[Start Records for this task]

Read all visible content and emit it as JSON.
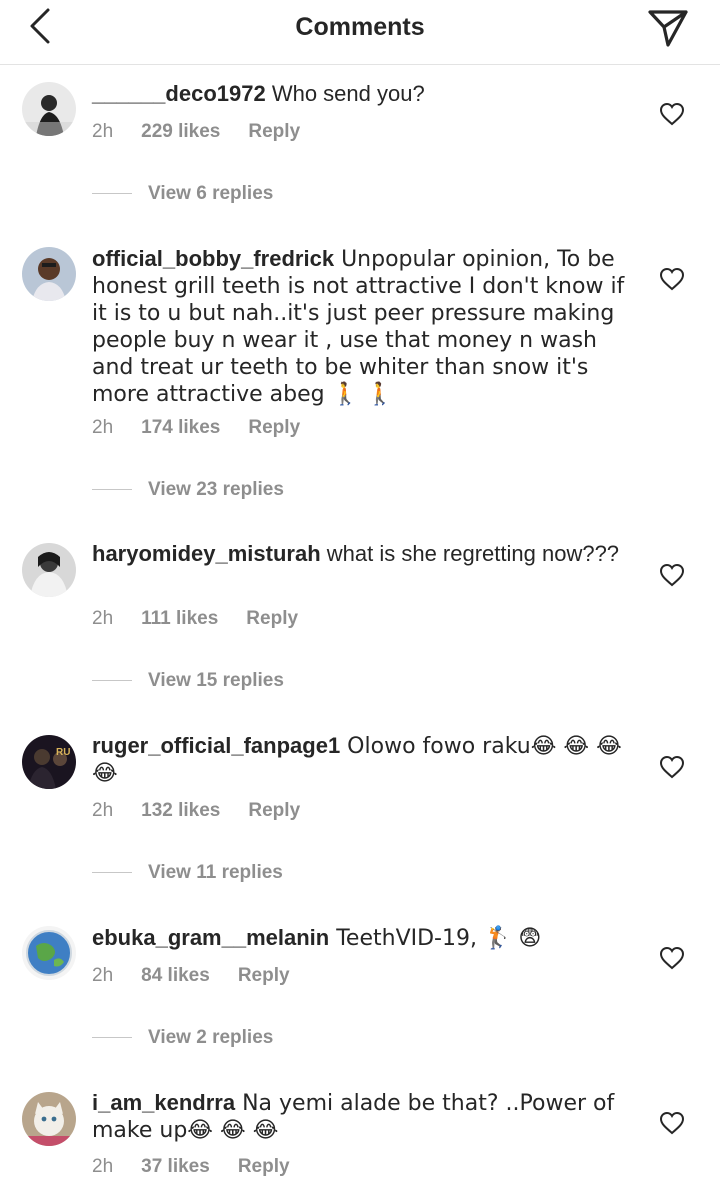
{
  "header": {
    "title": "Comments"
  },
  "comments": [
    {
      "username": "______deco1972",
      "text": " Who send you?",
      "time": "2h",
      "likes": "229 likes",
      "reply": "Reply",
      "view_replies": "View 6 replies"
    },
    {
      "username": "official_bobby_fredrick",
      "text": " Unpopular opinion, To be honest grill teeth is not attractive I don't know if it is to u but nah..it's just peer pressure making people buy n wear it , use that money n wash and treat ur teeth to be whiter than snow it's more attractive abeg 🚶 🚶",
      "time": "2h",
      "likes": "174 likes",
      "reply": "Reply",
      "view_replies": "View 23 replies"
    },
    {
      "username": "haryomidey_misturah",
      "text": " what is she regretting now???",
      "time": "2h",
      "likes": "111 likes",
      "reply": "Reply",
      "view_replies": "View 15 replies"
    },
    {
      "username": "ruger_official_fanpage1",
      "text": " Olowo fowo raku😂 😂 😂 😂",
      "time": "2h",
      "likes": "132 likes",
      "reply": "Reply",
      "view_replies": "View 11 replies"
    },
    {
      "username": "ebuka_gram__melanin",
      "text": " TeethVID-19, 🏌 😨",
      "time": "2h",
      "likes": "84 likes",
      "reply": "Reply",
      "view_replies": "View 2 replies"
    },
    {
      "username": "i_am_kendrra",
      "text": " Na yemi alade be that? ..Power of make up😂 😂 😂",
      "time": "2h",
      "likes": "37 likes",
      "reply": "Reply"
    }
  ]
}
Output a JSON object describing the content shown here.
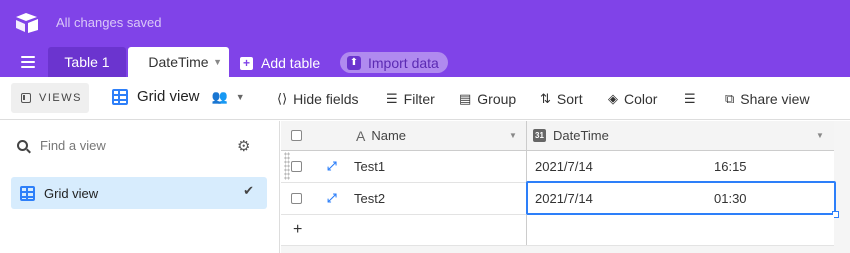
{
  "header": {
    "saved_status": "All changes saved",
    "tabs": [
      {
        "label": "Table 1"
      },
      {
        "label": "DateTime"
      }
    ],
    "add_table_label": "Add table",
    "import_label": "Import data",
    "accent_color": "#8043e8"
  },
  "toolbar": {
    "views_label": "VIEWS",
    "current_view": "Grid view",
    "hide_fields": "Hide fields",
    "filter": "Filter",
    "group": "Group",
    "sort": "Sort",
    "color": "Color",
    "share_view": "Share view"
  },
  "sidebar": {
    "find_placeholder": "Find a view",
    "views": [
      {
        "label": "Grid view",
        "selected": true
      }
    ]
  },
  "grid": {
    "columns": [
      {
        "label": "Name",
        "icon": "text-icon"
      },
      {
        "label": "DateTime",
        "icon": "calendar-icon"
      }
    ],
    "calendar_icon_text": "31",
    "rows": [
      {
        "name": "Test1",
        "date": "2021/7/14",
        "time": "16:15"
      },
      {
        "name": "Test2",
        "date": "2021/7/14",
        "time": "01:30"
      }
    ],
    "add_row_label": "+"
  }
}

[End Records for this task]

What this task involves: The material above holds pictures; copy everything else in it exactly.

Full solution:
Read all visible content and emit it as JSON.
{
  "header": {
    "title": "Comments"
  },
  "comments": [
    {
      "username": "______deco1972",
      "text": " Who send you?",
      "time": "2h",
      "likes": "229 likes",
      "reply": "Reply",
      "view_replies": "View 6 replies"
    },
    {
      "username": "official_bobby_fredrick",
      "text": " Unpopular opinion, To be honest grill teeth is not attractive I don't know if it is to u but nah..it's just peer pressure making people buy n wear it , use that money n wash and treat ur teeth to be whiter than snow it's more attractive abeg 🚶 🚶",
      "time": "2h",
      "likes": "174 likes",
      "reply": "Reply",
      "view_replies": "View 23 replies"
    },
    {
      "username": "haryomidey_misturah",
      "text": " what is she regretting now???",
      "time": "2h",
      "likes": "111 likes",
      "reply": "Reply",
      "view_replies": "View 15 replies"
    },
    {
      "username": "ruger_official_fanpage1",
      "text": " Olowo fowo raku😂 😂 😂 😂",
      "time": "2h",
      "likes": "132 likes",
      "reply": "Reply",
      "view_replies": "View 11 replies"
    },
    {
      "username": "ebuka_gram__melanin",
      "text": " TeethVID-19, 🏌 😨",
      "time": "2h",
      "likes": "84 likes",
      "reply": "Reply",
      "view_replies": "View 2 replies"
    },
    {
      "username": "i_am_kendrra",
      "text": " Na yemi alade be that? ..Power of make up😂 😂 😂",
      "time": "2h",
      "likes": "37 likes",
      "reply": "Reply"
    }
  ]
}
Output a JSON object describing the content shown here.
{
  "header": {
    "saved_status": "All changes saved",
    "tabs": [
      {
        "label": "Table 1"
      },
      {
        "label": "DateTime"
      }
    ],
    "add_table_label": "Add table",
    "import_label": "Import data",
    "accent_color": "#8043e8"
  },
  "toolbar": {
    "views_label": "VIEWS",
    "current_view": "Grid view",
    "hide_fields": "Hide fields",
    "filter": "Filter",
    "group": "Group",
    "sort": "Sort",
    "color": "Color",
    "share_view": "Share view"
  },
  "sidebar": {
    "find_placeholder": "Find a view",
    "views": [
      {
        "label": "Grid view",
        "selected": true
      }
    ]
  },
  "grid": {
    "columns": [
      {
        "label": "Name",
        "icon": "text-icon"
      },
      {
        "label": "DateTime",
        "icon": "calendar-icon"
      }
    ],
    "calendar_icon_text": "31",
    "rows": [
      {
        "name": "Test1",
        "date": "2021/7/14",
        "time": "16:15"
      },
      {
        "name": "Test2",
        "date": "2021/7/14",
        "time": "01:30"
      }
    ],
    "add_row_label": "+"
  }
}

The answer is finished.